From the entries that follow, pick out all lines holding "partial".

#### Supplied information

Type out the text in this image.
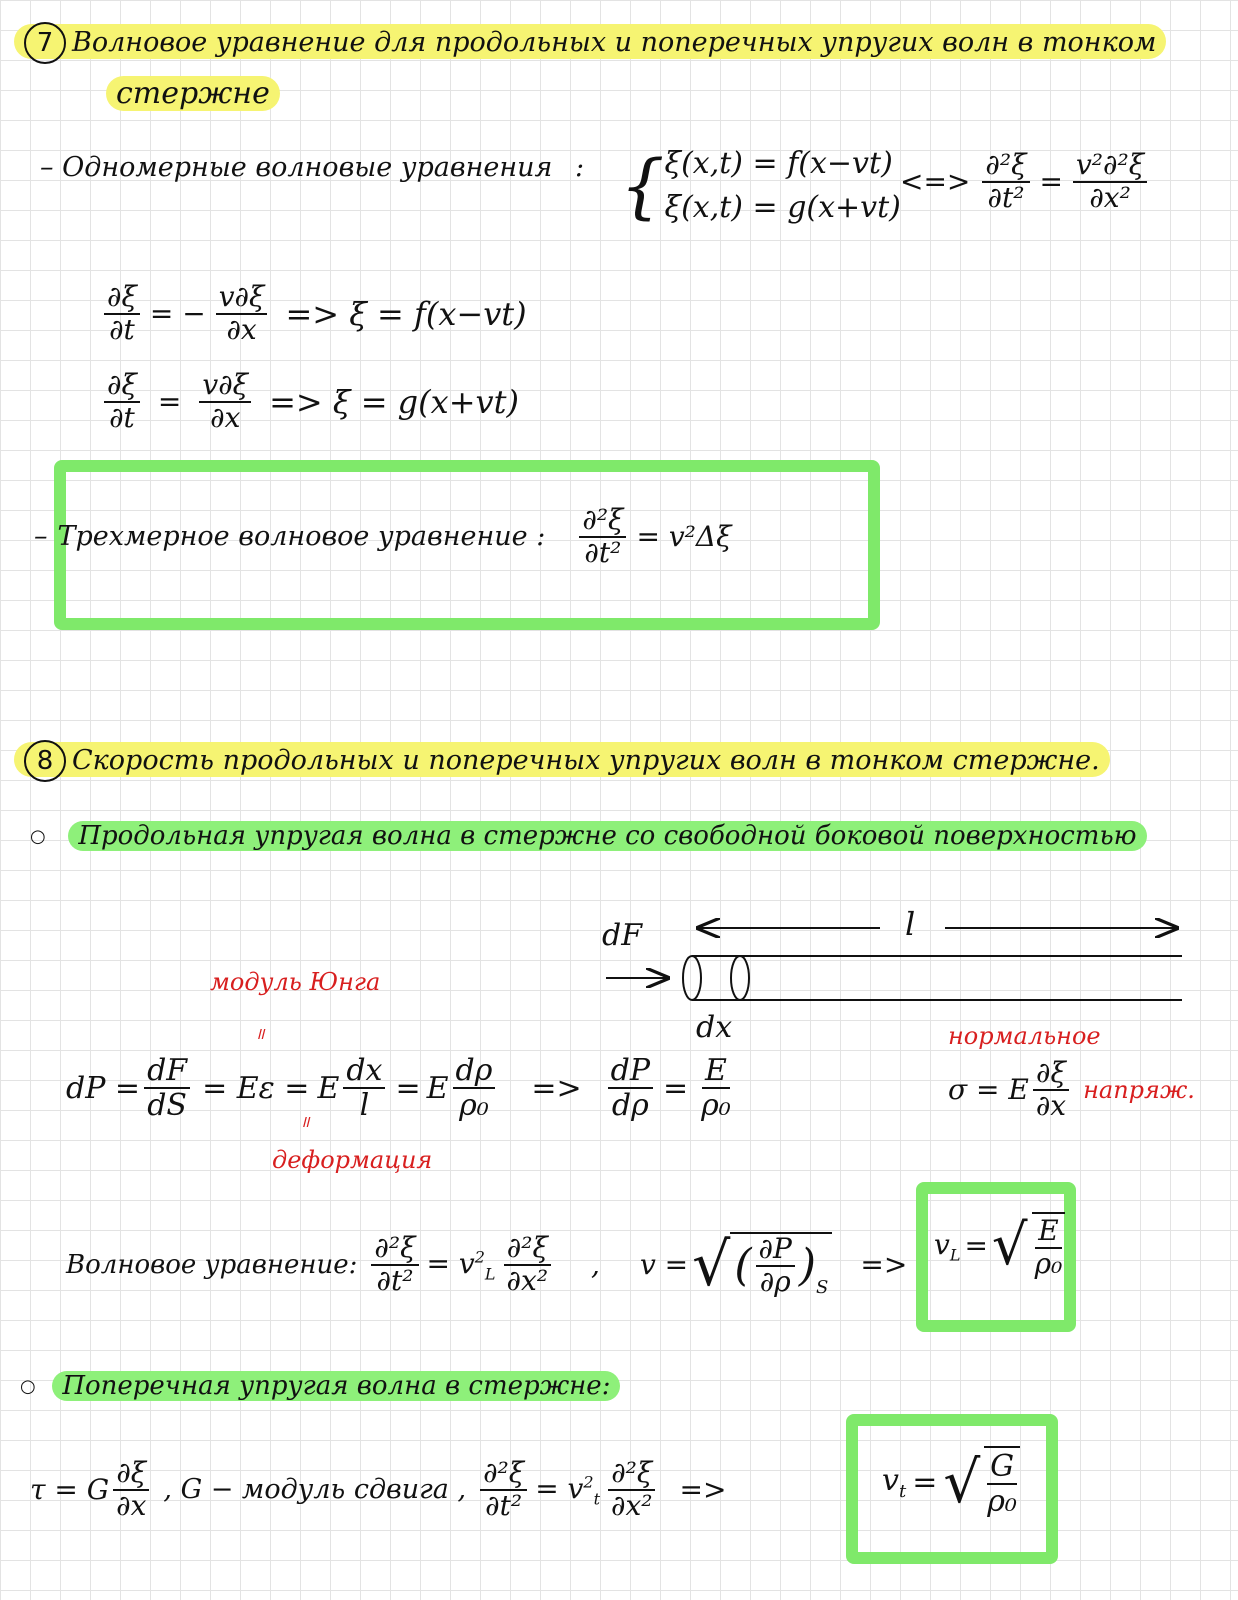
7 Волновое уравнение для продольных и поперечных упругих волн в тонком
стержне
– Одномерные волновые уравнения : { ξ(x,t) = f(x−vt)
ξ(x,t) = g(x+vt)
<=> $\frac{\text{∂²ξ}}{\text{∂t²}} = \frac{\text{v²∂²ξ}}{\text{∂x²}}$
$\frac{\partial\xi}{\partial t}$ = − $\frac{v\partial\xi}{\partial x} => \xi = f(x-vt)$
$\frac{\partial\xi}{\partial t} = \frac{v\partial\xi}{\partial x} => \xi = g(x+vt)$
– Трехмерное волновое уравнение : $\frac{\text{∂²ξ}}{\text{∂t²}} = v^2\Delta\xi$
8 Скорость продольных и поперечных упругих волн в тонком стержне.
○ Продольная упругая волна в стержне со свободной боковой поверхностью
dF	l
dx
модуль Юнга
॥	нормальное
σ = E $\frac{\partial\xi}{\partial x}$ напряж.
dP = $\frac{dF}{dS} = E\varepsilon = E \frac{dx}{l} = E \frac{d\rho}{\text{ρ₀}} => \frac{dP}{d\rho} = \frac{E}{\text{ρ₀}}$
॥
деформация
Волновое уравнение: $\frac{\text{∂²ξ}}{\text{∂t²}} = v^2_L \frac{\text{∂²ξ}}{\text{∂x²}}$ , v = √ ( $\frac{\partial P}{\partial\rho} )_S$
=>
$v_L$ = √ $\frac{E}{\text{ρ₀}}$
○ Поперечная упругая волна в стержне:
τ = G $\frac{\partial\xi}{\partial x}$ , G − модуль сдвига , $\frac{\text{∂²ξ}}{\text{∂t²}} = v^2_t \frac{\text{∂²ξ}}{\text{∂x²}}$ =>	$v_t$ = √ $\frac{G}{\text{ρ₀}}$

########

Result of this task:
$\frac{\partial\xi}{\partial t}$ = − $\frac{v\partial\xi}{\partial x} => \xi = f(x-vt)$
$\frac{\partial\xi}{\partial t} = \frac{v\partial\xi}{\partial x} => \xi = g(x+vt)$
σ = E $\frac{\partial\xi}{\partial x}$ напряж.
Волновое уравнение: $\frac{\text{∂²ξ}}{\text{∂t²}} = v^2_L \frac{\text{∂²ξ}}{\text{∂x²}}$ , v = √ ( $\frac{\partial P}{\partial\rho} )_S$
τ = G $\frac{\partial\xi}{\partial x}$ , G − модуль сдвига , $\frac{\text{∂²ξ}}{\text{∂t²}} = v^2_t \frac{\text{∂²ξ}}{\text{∂x²}}$ =>	$v_t$ = √ $\frac{G}{\text{ρ₀}}$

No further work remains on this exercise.